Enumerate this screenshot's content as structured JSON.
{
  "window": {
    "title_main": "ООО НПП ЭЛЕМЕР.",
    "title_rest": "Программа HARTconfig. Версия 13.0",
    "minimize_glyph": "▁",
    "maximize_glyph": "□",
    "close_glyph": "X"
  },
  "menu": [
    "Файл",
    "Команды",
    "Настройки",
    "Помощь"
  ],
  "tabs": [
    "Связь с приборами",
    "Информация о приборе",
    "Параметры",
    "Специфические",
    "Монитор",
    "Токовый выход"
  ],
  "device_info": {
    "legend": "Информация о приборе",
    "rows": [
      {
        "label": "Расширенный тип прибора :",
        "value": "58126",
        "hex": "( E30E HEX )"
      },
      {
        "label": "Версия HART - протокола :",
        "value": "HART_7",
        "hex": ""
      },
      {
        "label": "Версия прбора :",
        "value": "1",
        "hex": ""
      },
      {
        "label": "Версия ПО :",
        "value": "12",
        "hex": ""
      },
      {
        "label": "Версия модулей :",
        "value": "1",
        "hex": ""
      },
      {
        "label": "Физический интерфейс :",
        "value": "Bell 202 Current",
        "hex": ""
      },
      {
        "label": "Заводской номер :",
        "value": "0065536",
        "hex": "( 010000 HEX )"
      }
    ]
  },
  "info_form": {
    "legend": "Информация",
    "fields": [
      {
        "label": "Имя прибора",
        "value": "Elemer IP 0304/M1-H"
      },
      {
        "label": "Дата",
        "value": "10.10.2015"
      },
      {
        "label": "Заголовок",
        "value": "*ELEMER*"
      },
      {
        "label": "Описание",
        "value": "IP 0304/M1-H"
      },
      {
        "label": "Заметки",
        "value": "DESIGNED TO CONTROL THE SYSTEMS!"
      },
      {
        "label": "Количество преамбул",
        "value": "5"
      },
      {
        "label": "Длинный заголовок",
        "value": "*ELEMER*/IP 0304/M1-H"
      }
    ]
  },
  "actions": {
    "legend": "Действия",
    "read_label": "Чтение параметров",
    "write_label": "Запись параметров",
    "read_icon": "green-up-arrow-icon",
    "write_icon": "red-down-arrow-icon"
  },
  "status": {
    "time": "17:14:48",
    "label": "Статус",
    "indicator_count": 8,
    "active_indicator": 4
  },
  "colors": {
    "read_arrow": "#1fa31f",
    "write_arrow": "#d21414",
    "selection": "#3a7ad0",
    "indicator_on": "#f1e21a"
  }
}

_Problem statement_:
Extract the complete set of records unchanged.

_Answer to the task_:
Enumerate this screenshot's content as structured JSON.
{
  "window": {
    "title_main": "ООО НПП ЭЛЕМЕР.",
    "title_rest": "Программа HARTconfig. Версия 13.0",
    "minimize_glyph": "▁",
    "maximize_glyph": "□",
    "close_glyph": "X"
  },
  "menu": [
    "Файл",
    "Команды",
    "Настройки",
    "Помощь"
  ],
  "tabs": [
    "Связь с приборами",
    "Информация о приборе",
    "Параметры",
    "Специфические",
    "Монитор",
    "Токовый выход"
  ],
  "device_info": {
    "legend": "Информация о приборе",
    "rows": [
      {
        "label": "Расширенный тип прибора :",
        "value": "58126",
        "hex": "( E30E HEX )"
      },
      {
        "label": "Версия HART - протокола :",
        "value": "HART_7",
        "hex": ""
      },
      {
        "label": "Версия прбора :",
        "value": "1",
        "hex": ""
      },
      {
        "label": "Версия ПО :",
        "value": "12",
        "hex": ""
      },
      {
        "label": "Версия модулей :",
        "value": "1",
        "hex": ""
      },
      {
        "label": "Физический интерфейс :",
        "value": "Bell 202 Current",
        "hex": ""
      },
      {
        "label": "Заводской номер :",
        "value": "0065536",
        "hex": "( 010000 HEX )"
      }
    ]
  },
  "info_form": {
    "legend": "Информация",
    "fields": [
      {
        "label": "Имя прибора",
        "value": "Elemer IP 0304/M1-H"
      },
      {
        "label": "Дата",
        "value": "10.10.2015"
      },
      {
        "label": "Заголовок",
        "value": "*ELEMER*"
      },
      {
        "label": "Описание",
        "value": "IP 0304/M1-H"
      },
      {
        "label": "Заметки",
        "value": "DESIGNED TO CONTROL THE SYSTEMS!"
      },
      {
        "label": "Количество преамбул",
        "value": "5"
      },
      {
        "label": "Длинный заголовок",
        "value": "*ELEMER*/IP 0304/M1-H"
      }
    ]
  },
  "actions": {
    "legend": "Действия",
    "read_label": "Чтение параметров",
    "write_label": "Запись параметров",
    "read_icon": "green-up-arrow-icon",
    "write_icon": "red-down-arrow-icon"
  },
  "status": {
    "time": "17:14:48",
    "label": "Статус",
    "indicator_count": 8,
    "active_indicator": 4
  },
  "colors": {
    "read_arrow": "#1fa31f",
    "write_arrow": "#d21414",
    "selection": "#3a7ad0",
    "indicator_on": "#f1e21a"
  }
}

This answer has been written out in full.